--- Written instruction ---
How many lines of the data hold the word "color"? State the number and nothing else.

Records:
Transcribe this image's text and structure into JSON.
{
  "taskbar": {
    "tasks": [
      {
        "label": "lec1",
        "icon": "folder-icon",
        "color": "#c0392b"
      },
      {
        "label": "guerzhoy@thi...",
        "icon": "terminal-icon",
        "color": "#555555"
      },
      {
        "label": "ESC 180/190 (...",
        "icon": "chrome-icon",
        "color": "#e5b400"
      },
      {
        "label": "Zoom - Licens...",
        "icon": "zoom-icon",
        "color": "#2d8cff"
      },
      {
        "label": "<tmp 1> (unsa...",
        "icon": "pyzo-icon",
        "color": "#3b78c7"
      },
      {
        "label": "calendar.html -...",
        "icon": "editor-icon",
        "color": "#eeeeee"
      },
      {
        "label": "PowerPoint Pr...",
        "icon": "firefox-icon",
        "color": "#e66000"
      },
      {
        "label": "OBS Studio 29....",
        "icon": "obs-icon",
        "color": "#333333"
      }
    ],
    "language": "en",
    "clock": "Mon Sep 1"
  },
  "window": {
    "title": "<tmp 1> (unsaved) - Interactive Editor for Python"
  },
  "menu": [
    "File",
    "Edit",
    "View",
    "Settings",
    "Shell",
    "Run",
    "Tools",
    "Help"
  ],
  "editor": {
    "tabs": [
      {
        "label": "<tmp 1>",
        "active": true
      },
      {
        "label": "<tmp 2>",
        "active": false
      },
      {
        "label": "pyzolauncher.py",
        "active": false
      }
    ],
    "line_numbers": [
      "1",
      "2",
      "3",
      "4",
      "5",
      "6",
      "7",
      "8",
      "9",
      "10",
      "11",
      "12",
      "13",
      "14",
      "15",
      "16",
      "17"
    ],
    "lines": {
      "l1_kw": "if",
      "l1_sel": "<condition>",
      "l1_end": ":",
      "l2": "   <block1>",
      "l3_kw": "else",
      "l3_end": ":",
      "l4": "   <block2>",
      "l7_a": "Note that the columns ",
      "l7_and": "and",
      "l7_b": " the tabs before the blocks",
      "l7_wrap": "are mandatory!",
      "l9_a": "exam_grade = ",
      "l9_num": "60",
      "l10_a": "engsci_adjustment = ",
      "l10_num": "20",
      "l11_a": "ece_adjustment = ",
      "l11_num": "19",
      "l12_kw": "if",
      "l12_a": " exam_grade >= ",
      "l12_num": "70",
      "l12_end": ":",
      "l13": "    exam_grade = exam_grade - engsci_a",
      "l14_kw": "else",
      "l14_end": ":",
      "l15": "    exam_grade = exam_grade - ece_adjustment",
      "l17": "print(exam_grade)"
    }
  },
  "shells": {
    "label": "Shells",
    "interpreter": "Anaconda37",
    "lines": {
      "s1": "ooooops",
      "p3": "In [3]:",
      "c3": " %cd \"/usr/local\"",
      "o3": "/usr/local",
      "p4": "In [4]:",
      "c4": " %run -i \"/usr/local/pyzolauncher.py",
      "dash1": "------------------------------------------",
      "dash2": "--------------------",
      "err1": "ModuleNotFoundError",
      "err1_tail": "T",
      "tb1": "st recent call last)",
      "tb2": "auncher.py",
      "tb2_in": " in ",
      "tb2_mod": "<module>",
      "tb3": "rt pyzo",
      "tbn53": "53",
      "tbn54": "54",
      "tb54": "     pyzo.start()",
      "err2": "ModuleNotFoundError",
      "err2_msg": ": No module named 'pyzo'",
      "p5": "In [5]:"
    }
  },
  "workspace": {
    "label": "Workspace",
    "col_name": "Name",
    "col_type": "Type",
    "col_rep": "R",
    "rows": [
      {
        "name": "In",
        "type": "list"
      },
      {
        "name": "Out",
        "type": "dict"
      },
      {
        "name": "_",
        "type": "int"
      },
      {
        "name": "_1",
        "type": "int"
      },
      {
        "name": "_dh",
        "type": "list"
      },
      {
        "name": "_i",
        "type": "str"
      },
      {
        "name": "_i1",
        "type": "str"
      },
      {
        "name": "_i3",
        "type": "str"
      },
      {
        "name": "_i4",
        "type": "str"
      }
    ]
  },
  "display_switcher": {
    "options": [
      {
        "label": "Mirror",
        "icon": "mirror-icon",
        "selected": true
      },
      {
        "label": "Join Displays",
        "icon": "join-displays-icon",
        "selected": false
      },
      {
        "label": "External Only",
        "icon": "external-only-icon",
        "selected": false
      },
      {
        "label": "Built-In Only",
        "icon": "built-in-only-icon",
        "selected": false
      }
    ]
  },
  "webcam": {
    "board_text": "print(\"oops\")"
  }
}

--- Output of the task ---
8